Objective
Restate the whole of the material. Keep every word, and drop the pictures.

Records from a collection of figures
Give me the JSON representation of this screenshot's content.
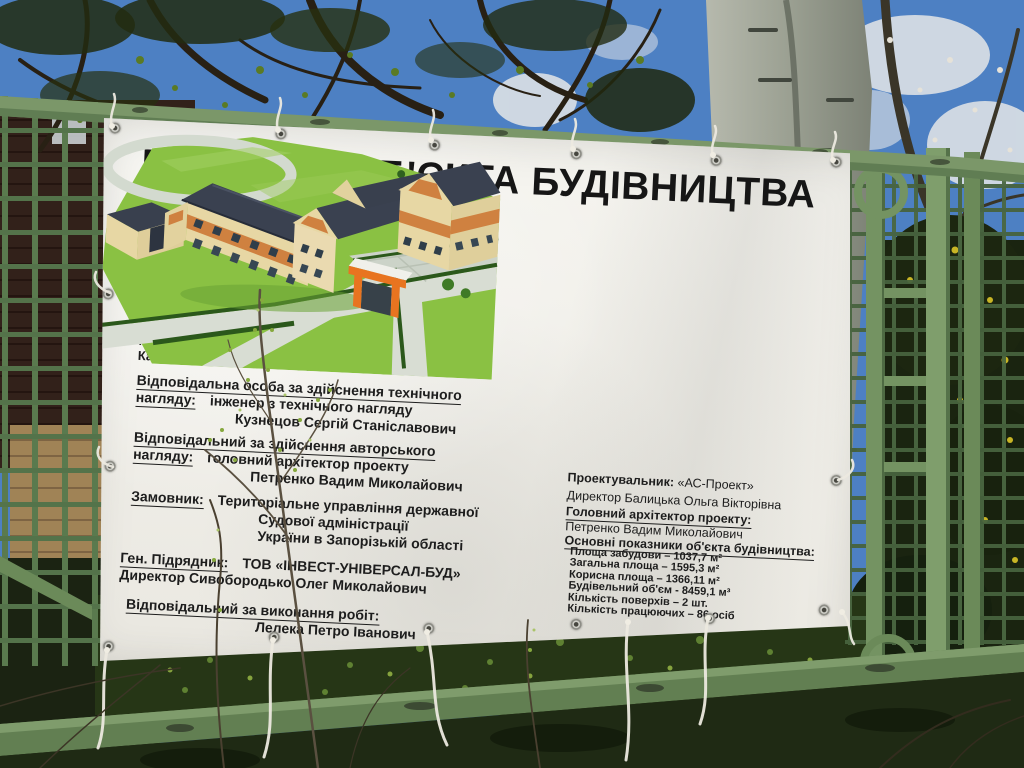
{
  "banner": {
    "title": "ПАСПОРТ ОБ'ЄКТА БУДІВНИЦТВА",
    "subtitle": {
      "line1": "«Реконструкція будівлі (літ. А-2, А')",
      "line2": "під будівлю суду за адресою:",
      "line3": "вул. Перемоги, 107б, м. Запоріжжя»"
    },
    "declaration": {
      "line1": "Декларація на початок робіт: від 03.04.2017",
      "line2": "серія № ЗП 083170881508",
      "line3": "Видана Департаментом державної",
      "line4": "архітектурно- будівельної",
      "line5": "інспекції у Запорізькій області",
      "line6": "Категорія складності: III (третя)"
    },
    "tech_supervision": {
      "heading_line1": "Відповідальна особа за здійснення технічного",
      "heading_line2": "нагляду:",
      "value_line1": "інженер з технічного нагляду",
      "value_line2": "Кузнецов Сергій Станіславович"
    },
    "author_supervision": {
      "heading_line1": "Відповідальний за здійснення авторського",
      "heading_line2": "нагляду:",
      "value_line1": "головний архітектор проекту",
      "value_line2": "Петренко Вадим Миколайович"
    },
    "customer": {
      "label": "Замовник:",
      "line1": "Територіальне управління державної",
      "line2": "Судової адміністрації",
      "line3": "України в Запорізькій області"
    },
    "contractor": {
      "label": "Ген. Підрядник:",
      "name": "ТОВ «ІНВЕСТ-УНІВЕРСАЛ-БУД»",
      "director": "Директор Сивобородько Олег Миколайович"
    },
    "works_responsible": {
      "heading": "Відповідальний за виконання робіт:",
      "name": "Лелека Петро Іванович"
    },
    "designer": {
      "label": "Проектувальник:",
      "name": "«АС-Проект»",
      "director": "Директор Балицька Ольга Вікторівна"
    },
    "chief_architect": {
      "heading": "Головний архітектор проекту:",
      "name": "Петренко Вадим Миколайович"
    },
    "indicators": {
      "heading": "Основні показники об'єкта будівництва:",
      "items": [
        "Площа забудови – 1037,7 м²",
        "Загальна площа – 1595,3 м²",
        "Корисна площа – 1366,11 м²",
        "Будівельний об'єм - 8459,1 м³",
        "Кількість поверхів – 2 шт.",
        "Кількість працюючих – 86 осіб"
      ]
    }
  },
  "colors": {
    "sky_blue": "#4d80c3",
    "fence_green": "#6f8f5e",
    "banner_white": "#f4f3ee",
    "text_black": "#1d1d1d",
    "lawn_green": "#8ac143",
    "roof_slate": "#3a4150",
    "wall_cream": "#e7d7a4",
    "wall_orange": "#cf8140",
    "canopy_orange": "#e87420",
    "birch_gray": "#a3a79a"
  }
}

Written answer
Give me the JSON representation of this screenshot's content.
{
  "banner": {
    "title": "ПАСПОРТ ОБ'ЄКТА БУДІВНИЦТВА",
    "subtitle": {
      "line1": "«Реконструкція будівлі (літ. А-2, А')",
      "line2": "під будівлю суду за адресою:",
      "line3": "вул. Перемоги, 107б, м. Запоріжжя»"
    },
    "declaration": {
      "line1": "Декларація на початок робіт: від 03.04.2017",
      "line2": "серія № ЗП 083170881508",
      "line3": "Видана Департаментом державної",
      "line4": "архітектурно- будівельної",
      "line5": "інспекції у Запорізькій області",
      "line6": "Категорія складності: III (третя)"
    },
    "tech_supervision": {
      "heading_line1": "Відповідальна особа за здійснення технічного",
      "heading_line2": "нагляду:",
      "value_line1": "інженер з технічного нагляду",
      "value_line2": "Кузнецов Сергій Станіславович"
    },
    "author_supervision": {
      "heading_line1": "Відповідальний за здійснення авторського",
      "heading_line2": "нагляду:",
      "value_line1": "головний архітектор проекту",
      "value_line2": "Петренко Вадим Миколайович"
    },
    "customer": {
      "label": "Замовник:",
      "line1": "Територіальне управління державної",
      "line2": "Судової адміністрації",
      "line3": "України в Запорізькій області"
    },
    "contractor": {
      "label": "Ген. Підрядник:",
      "name": "ТОВ «ІНВЕСТ-УНІВЕРСАЛ-БУД»",
      "director": "Директор Сивобородько Олег Миколайович"
    },
    "works_responsible": {
      "heading": "Відповідальний за виконання робіт:",
      "name": "Лелека Петро Іванович"
    },
    "designer": {
      "label": "Проектувальник:",
      "name": "«АС-Проект»",
      "director": "Директор Балицька Ольга Вікторівна"
    },
    "chief_architect": {
      "heading": "Головний архітектор проекту:",
      "name": "Петренко Вадим Миколайович"
    },
    "indicators": {
      "heading": "Основні показники об'єкта будівництва:",
      "items": [
        "Площа забудови – 1037,7 м²",
        "Загальна площа – 1595,3 м²",
        "Корисна площа – 1366,11 м²",
        "Будівельний об'єм - 8459,1 м³",
        "Кількість поверхів – 2 шт.",
        "Кількість працюючих – 86 осіб"
      ]
    }
  },
  "colors": {
    "sky_blue": "#4d80c3",
    "fence_green": "#6f8f5e",
    "banner_white": "#f4f3ee",
    "text_black": "#1d1d1d",
    "lawn_green": "#8ac143",
    "roof_slate": "#3a4150",
    "wall_cream": "#e7d7a4",
    "wall_orange": "#cf8140",
    "canopy_orange": "#e87420",
    "birch_gray": "#a3a79a"
  }
}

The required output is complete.